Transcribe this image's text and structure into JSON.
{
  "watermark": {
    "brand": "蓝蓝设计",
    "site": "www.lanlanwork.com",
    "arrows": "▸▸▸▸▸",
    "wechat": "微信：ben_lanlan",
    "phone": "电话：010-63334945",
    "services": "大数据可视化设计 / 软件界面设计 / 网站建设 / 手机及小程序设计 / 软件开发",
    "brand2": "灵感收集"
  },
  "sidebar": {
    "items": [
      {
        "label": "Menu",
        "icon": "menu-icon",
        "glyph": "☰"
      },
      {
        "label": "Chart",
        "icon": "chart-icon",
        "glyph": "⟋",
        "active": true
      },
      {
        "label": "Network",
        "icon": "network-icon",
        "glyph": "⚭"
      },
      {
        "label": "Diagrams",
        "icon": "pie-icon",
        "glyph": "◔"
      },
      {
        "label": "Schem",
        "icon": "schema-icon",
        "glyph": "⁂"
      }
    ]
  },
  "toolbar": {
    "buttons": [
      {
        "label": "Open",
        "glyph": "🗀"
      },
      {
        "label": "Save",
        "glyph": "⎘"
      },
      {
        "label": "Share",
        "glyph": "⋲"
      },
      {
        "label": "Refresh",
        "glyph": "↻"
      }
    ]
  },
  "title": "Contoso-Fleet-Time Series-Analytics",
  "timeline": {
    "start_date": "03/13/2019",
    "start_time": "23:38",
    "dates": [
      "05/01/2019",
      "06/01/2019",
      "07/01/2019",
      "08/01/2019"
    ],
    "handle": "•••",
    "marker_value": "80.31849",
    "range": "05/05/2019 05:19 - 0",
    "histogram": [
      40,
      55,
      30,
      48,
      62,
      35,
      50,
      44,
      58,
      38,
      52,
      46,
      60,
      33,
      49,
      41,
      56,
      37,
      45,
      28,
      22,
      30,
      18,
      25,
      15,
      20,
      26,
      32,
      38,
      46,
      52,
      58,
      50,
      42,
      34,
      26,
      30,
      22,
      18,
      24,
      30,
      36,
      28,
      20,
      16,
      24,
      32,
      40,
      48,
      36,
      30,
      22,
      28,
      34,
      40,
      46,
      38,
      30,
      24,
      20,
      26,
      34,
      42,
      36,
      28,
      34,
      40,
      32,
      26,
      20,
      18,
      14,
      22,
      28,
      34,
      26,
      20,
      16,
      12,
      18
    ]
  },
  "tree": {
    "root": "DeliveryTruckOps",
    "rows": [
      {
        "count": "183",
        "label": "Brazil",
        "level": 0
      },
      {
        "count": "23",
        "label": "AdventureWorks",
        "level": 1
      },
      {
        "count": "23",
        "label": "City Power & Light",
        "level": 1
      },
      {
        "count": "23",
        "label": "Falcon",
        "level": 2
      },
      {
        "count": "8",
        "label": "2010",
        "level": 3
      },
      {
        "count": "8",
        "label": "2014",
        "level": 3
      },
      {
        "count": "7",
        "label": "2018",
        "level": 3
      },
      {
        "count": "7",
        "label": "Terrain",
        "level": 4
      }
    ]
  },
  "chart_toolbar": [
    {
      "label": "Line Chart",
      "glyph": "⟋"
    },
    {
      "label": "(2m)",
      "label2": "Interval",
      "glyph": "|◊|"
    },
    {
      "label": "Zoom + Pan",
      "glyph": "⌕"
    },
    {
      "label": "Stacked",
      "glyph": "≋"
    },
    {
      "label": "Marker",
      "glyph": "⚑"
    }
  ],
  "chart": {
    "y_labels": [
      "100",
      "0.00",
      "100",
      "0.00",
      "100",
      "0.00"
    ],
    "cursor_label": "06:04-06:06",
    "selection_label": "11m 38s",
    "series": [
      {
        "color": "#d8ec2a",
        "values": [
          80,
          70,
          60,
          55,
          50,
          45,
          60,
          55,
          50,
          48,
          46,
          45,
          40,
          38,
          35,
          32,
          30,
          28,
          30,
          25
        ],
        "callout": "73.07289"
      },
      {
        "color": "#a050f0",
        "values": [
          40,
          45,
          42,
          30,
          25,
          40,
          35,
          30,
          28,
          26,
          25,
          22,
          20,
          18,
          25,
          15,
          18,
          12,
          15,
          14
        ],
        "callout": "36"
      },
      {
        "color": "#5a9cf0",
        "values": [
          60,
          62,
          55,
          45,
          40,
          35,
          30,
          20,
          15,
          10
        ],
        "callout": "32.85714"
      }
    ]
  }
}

+ + + + + + +

PROBLEM STATEMENT
From the preceding material, extract every line exactly.

RESULT OF THE TASK
Transcribe this image's text and structure into JSON.
{
  "watermark": {
    "brand": "蓝蓝设计",
    "site": "www.lanlanwork.com",
    "arrows": "▸▸▸▸▸",
    "wechat": "微信：ben_lanlan",
    "phone": "电话：010-63334945",
    "services": "大数据可视化设计 / 软件界面设计 / 网站建设 / 手机及小程序设计 / 软件开发",
    "brand2": "灵感收集"
  },
  "sidebar": {
    "items": [
      {
        "label": "Menu",
        "icon": "menu-icon",
        "glyph": "☰"
      },
      {
        "label": "Chart",
        "icon": "chart-icon",
        "glyph": "⟋",
        "active": true
      },
      {
        "label": "Network",
        "icon": "network-icon",
        "glyph": "⚭"
      },
      {
        "label": "Diagrams",
        "icon": "pie-icon",
        "glyph": "◔"
      },
      {
        "label": "Schem",
        "icon": "schema-icon",
        "glyph": "⁂"
      }
    ]
  },
  "toolbar": {
    "buttons": [
      {
        "label": "Open",
        "glyph": "🗀"
      },
      {
        "label": "Save",
        "glyph": "⎘"
      },
      {
        "label": "Share",
        "glyph": "⋲"
      },
      {
        "label": "Refresh",
        "glyph": "↻"
      }
    ]
  },
  "title": "Contoso-Fleet-Time Series-Analytics",
  "timeline": {
    "start_date": "03/13/2019",
    "start_time": "23:38",
    "dates": [
      "05/01/2019",
      "06/01/2019",
      "07/01/2019",
      "08/01/2019"
    ],
    "handle": "•••",
    "marker_value": "80.31849",
    "range": "05/05/2019 05:19 - 0",
    "histogram": [
      40,
      55,
      30,
      48,
      62,
      35,
      50,
      44,
      58,
      38,
      52,
      46,
      60,
      33,
      49,
      41,
      56,
      37,
      45,
      28,
      22,
      30,
      18,
      25,
      15,
      20,
      26,
      32,
      38,
      46,
      52,
      58,
      50,
      42,
      34,
      26,
      30,
      22,
      18,
      24,
      30,
      36,
      28,
      20,
      16,
      24,
      32,
      40,
      48,
      36,
      30,
      22,
      28,
      34,
      40,
      46,
      38,
      30,
      24,
      20,
      26,
      34,
      42,
      36,
      28,
      34,
      40,
      32,
      26,
      20,
      18,
      14,
      22,
      28,
      34,
      26,
      20,
      16,
      12,
      18
    ]
  },
  "tree": {
    "root": "DeliveryTruckOps",
    "rows": [
      {
        "count": "183",
        "label": "Brazil",
        "level": 0
      },
      {
        "count": "23",
        "label": "AdventureWorks",
        "level": 1
      },
      {
        "count": "23",
        "label": "City Power & Light",
        "level": 1
      },
      {
        "count": "23",
        "label": "Falcon",
        "level": 2
      },
      {
        "count": "8",
        "label": "2010",
        "level": 3
      },
      {
        "count": "8",
        "label": "2014",
        "level": 3
      },
      {
        "count": "7",
        "label": "2018",
        "level": 3
      },
      {
        "count": "7",
        "label": "Terrain",
        "level": 4
      }
    ]
  },
  "chart_toolbar": [
    {
      "label": "Line Chart",
      "glyph": "⟋"
    },
    {
      "label": "(2m)",
      "label2": "Interval",
      "glyph": "|◊|"
    },
    {
      "label": "Zoom + Pan",
      "glyph": "⌕"
    },
    {
      "label": "Stacked",
      "glyph": "≋"
    },
    {
      "label": "Marker",
      "glyph": "⚑"
    }
  ],
  "chart": {
    "y_labels": [
      "100",
      "0.00",
      "100",
      "0.00",
      "100",
      "0.00"
    ],
    "cursor_label": "06:04-06:06",
    "selection_label": "11m 38s",
    "series": [
      {
        "color": "#d8ec2a",
        "values": [
          80,
          70,
          60,
          55,
          50,
          45,
          60,
          55,
          50,
          48,
          46,
          45,
          40,
          38,
          35,
          32,
          30,
          28,
          30,
          25
        ],
        "callout": "73.07289"
      },
      {
        "color": "#a050f0",
        "values": [
          40,
          45,
          42,
          30,
          25,
          40,
          35,
          30,
          28,
          26,
          25,
          22,
          20,
          18,
          25,
          15,
          18,
          12,
          15,
          14
        ],
        "callout": "36"
      },
      {
        "color": "#5a9cf0",
        "values": [
          60,
          62,
          55,
          45,
          40,
          35,
          30,
          20,
          15,
          10
        ],
        "callout": "32.85714"
      }
    ]
  }
}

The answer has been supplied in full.